───── DATA TO PROCESS ─────

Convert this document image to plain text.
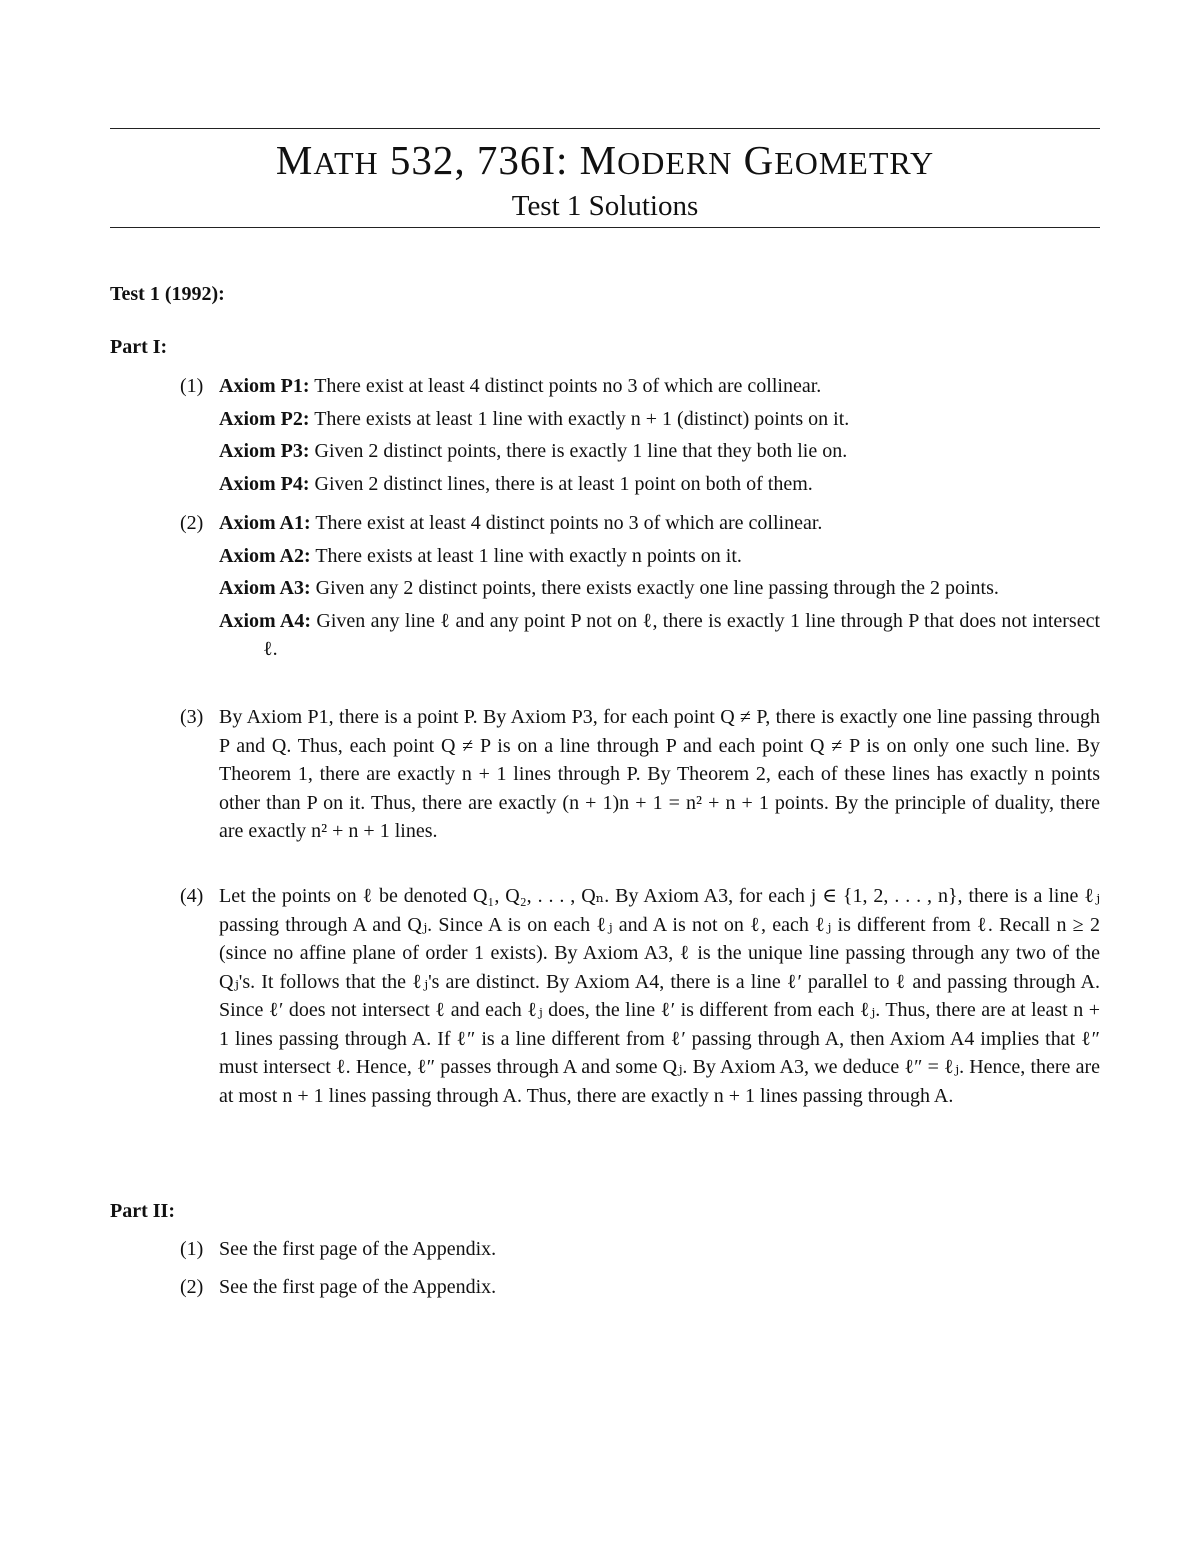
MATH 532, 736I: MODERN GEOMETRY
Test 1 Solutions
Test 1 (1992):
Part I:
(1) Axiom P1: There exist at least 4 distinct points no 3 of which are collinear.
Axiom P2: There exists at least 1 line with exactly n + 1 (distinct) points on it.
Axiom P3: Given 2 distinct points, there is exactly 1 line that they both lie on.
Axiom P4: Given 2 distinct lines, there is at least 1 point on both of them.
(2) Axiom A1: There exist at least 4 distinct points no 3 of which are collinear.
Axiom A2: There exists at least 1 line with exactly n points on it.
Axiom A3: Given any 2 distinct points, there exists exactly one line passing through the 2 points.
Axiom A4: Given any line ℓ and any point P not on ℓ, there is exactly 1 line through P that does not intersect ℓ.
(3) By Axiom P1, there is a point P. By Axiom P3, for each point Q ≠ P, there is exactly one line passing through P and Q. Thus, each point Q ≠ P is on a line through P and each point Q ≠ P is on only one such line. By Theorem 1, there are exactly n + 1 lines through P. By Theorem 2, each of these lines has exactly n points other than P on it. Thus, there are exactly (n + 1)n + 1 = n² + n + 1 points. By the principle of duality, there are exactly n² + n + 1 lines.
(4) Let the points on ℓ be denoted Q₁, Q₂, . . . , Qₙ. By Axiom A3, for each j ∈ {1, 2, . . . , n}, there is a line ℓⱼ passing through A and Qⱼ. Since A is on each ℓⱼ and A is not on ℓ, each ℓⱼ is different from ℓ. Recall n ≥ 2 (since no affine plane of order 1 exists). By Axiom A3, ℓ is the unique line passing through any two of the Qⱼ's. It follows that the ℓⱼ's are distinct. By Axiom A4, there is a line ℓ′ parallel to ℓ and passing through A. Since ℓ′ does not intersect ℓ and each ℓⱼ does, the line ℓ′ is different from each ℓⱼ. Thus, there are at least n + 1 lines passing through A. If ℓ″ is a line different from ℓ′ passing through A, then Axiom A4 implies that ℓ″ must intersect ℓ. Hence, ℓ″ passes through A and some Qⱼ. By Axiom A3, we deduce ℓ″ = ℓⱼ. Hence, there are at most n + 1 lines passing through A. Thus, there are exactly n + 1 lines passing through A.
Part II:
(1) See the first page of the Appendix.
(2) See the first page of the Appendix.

─────

* _DIRECTION_
Reproduce the material word for word, minus the images.

* _EXERCISE RESULT_
Convert this document image to plain text.
MATH 532, 736I: MODERN GEOMETRY
Test 1 Solutions
Test 1 (1992):
Part I:
(1) Axiom P1: There exist at least 4 distinct points no 3 of which are collinear.
Axiom P2: There exists at least 1 line with exactly n + 1 (distinct) points on it.
Axiom P3: Given 2 distinct points, there is exactly 1 line that they both lie on.
Axiom P4: Given 2 distinct lines, there is at least 1 point on both of them.
(2) Axiom A1: There exist at least 4 distinct points no 3 of which are collinear.
Axiom A2: There exists at least 1 line with exactly n points on it.
Axiom A3: Given any 2 distinct points, there exists exactly one line passing through the 2 points.
Axiom A4: Given any line ℓ and any point P not on ℓ, there is exactly 1 line through P that does not intersect ℓ.
(3) By Axiom P1, there is a point P. By Axiom P3, for each point Q ≠ P, there is exactly one line passing through P and Q. Thus, each point Q ≠ P is on a line through P and each point Q ≠ P is on only one such line. By Theorem 1, there are exactly n + 1 lines through P. By Theorem 2, each of these lines has exactly n points other than P on it. Thus, there are exactly (n + 1)n + 1 = n² + n + 1 points. By the principle of duality, there are exactly n² + n + 1 lines.
(4) Let the points on ℓ be denoted Q₁, Q₂, . . . , Qₙ. By Axiom A3, for each j ∈ {1, 2, . . . , n}, there is a line ℓⱼ passing through A and Qⱼ. Since A is on each ℓⱼ and A is not on ℓ, each ℓⱼ is different from ℓ. Recall n ≥ 2 (since no affine plane of order 1 exists). By Axiom A3, ℓ is the unique line passing through any two of the Qⱼ's. It follows that the ℓⱼ's are distinct. By Axiom A4, there is a line ℓ′ parallel to ℓ and passing through A. Since ℓ′ does not intersect ℓ and each ℓⱼ does, the line ℓ′ is different from each ℓⱼ. Thus, there are at least n + 1 lines passing through A. If ℓ″ is a line different from ℓ′ passing through A, then Axiom A4 implies that ℓ″ must intersect ℓ. Hence, ℓ″ passes through A and some Qⱼ. By Axiom A3, we deduce ℓ″ = ℓⱼ. Hence, there are at most n + 1 lines passing through A. Thus, there are exactly n + 1 lines passing through A.
Part II:
(1) See the first page of the Appendix.
(2) See the first page of the Appendix.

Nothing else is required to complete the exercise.